== Segment start ==
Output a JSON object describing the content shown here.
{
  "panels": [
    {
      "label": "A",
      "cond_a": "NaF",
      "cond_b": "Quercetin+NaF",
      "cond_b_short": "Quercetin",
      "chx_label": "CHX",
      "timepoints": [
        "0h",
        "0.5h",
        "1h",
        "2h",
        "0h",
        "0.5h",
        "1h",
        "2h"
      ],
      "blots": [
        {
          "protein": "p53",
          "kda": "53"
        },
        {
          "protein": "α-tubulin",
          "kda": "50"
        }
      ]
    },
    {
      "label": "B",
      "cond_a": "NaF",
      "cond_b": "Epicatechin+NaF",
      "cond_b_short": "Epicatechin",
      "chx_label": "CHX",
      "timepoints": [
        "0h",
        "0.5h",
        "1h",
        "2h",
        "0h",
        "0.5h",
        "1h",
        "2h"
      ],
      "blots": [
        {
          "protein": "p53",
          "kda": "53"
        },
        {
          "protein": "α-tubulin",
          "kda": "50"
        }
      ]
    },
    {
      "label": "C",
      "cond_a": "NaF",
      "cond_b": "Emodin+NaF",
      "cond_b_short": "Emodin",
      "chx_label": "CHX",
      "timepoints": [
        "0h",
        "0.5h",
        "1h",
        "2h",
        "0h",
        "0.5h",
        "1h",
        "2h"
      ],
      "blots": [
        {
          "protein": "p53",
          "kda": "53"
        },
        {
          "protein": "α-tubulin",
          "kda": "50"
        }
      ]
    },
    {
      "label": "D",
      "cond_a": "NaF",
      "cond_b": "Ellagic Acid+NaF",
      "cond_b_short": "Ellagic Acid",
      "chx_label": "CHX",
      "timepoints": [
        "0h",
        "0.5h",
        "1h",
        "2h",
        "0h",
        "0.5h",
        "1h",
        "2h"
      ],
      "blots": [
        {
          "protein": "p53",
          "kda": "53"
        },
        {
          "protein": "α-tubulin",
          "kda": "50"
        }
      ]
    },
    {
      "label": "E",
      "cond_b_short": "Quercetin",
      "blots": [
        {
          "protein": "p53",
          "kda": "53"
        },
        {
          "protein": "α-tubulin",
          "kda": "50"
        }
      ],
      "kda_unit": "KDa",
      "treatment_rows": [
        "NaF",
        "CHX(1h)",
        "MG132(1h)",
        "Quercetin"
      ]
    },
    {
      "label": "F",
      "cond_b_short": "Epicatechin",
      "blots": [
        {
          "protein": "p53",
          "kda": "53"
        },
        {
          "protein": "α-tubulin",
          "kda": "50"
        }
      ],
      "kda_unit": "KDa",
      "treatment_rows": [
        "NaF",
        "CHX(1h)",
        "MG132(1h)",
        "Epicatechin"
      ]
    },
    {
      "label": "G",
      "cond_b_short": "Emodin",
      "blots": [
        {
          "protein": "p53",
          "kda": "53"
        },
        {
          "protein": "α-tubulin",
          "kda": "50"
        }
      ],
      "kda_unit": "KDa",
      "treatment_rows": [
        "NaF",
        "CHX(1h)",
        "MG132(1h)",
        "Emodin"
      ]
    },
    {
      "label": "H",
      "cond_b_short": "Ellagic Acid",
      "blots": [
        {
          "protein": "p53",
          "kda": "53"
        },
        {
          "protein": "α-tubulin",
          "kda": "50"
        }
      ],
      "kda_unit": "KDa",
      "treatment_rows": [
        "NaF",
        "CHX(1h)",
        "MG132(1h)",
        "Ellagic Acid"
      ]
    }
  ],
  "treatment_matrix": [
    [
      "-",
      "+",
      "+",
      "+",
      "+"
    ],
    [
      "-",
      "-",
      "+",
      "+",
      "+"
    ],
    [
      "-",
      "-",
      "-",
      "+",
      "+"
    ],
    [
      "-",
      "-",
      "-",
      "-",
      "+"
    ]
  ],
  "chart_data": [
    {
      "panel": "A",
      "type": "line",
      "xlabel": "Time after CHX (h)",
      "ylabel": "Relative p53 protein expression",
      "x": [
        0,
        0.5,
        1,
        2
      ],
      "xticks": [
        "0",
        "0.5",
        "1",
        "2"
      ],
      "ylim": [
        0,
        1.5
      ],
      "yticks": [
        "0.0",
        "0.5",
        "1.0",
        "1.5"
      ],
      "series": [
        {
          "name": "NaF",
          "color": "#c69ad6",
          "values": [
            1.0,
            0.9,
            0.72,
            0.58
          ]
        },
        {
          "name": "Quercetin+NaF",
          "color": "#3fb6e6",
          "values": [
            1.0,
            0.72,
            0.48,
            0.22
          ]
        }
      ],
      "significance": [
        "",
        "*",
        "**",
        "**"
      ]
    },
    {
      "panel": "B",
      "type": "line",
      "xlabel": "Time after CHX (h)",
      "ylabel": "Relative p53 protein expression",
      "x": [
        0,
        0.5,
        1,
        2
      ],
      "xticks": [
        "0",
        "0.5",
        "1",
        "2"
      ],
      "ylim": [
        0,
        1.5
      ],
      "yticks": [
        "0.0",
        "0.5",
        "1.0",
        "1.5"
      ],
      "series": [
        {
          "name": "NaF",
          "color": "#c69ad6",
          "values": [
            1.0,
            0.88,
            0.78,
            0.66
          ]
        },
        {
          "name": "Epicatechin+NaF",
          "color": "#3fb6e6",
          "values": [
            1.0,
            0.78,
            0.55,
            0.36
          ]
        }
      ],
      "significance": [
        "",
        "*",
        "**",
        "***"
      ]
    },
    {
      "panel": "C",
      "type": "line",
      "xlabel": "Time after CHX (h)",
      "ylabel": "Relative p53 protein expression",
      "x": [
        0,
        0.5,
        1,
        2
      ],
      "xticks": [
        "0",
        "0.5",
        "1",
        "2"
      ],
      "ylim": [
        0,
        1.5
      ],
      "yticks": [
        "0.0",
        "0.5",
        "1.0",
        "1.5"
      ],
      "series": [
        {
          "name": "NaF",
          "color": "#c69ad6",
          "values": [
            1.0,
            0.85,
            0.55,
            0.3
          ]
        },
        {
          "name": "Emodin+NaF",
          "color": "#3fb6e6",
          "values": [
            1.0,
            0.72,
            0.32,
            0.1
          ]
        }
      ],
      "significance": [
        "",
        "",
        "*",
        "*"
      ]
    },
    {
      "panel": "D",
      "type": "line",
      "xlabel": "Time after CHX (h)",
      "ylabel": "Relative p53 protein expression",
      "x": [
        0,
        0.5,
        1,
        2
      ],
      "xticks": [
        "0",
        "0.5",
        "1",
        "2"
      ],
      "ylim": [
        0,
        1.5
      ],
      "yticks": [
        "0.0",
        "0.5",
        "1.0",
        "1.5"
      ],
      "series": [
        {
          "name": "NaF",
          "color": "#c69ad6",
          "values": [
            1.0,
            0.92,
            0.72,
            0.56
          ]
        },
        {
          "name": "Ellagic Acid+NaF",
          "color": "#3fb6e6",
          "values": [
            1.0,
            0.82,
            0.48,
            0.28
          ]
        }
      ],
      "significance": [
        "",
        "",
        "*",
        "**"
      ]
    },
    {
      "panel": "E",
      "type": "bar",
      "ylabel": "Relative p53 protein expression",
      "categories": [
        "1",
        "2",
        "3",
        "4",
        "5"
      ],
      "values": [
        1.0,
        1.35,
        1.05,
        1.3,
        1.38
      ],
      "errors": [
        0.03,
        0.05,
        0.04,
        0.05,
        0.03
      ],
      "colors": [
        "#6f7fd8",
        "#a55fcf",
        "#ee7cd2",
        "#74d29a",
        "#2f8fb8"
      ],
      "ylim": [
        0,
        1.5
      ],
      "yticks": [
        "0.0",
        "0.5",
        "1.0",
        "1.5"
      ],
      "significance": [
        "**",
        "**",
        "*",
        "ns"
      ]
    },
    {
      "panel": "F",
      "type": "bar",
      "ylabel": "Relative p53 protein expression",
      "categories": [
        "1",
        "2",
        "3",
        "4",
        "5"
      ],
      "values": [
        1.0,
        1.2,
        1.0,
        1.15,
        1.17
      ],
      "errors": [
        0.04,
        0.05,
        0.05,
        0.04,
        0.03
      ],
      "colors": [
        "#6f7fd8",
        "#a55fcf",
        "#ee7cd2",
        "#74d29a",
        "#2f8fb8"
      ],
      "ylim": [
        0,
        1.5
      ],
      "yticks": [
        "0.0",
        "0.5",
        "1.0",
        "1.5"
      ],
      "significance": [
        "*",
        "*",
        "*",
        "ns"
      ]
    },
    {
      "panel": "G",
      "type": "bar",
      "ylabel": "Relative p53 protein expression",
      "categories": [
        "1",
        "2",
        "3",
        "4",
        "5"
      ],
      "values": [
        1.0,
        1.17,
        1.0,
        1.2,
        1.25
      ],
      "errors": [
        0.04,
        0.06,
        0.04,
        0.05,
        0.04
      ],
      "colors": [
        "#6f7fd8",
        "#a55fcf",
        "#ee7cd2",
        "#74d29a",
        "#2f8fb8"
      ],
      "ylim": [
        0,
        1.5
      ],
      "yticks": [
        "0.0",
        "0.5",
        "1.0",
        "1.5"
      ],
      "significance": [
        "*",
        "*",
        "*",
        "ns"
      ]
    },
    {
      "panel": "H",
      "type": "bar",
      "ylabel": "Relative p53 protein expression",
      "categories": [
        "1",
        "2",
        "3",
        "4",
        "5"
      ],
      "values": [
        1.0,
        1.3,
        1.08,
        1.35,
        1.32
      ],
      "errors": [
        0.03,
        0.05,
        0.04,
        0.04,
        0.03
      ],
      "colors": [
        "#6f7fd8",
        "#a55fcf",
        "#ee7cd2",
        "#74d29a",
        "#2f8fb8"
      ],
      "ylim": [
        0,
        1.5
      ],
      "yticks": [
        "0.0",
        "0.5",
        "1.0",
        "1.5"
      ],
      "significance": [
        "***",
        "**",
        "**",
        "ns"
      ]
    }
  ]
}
== Segment end ==
YOUR INSTRUCTIONS →
Every line with "Epicatechin" in it should be copied from the entries above.

OUTPUT FOR THIS TASK →
      "cond_b": "Epicatechin+NaF",
      "cond_b_short": "Epicatechin",
      "cond_b_short": "Epicatechin",
        "Epicatechin"
          "name": "Epicatechin+NaF",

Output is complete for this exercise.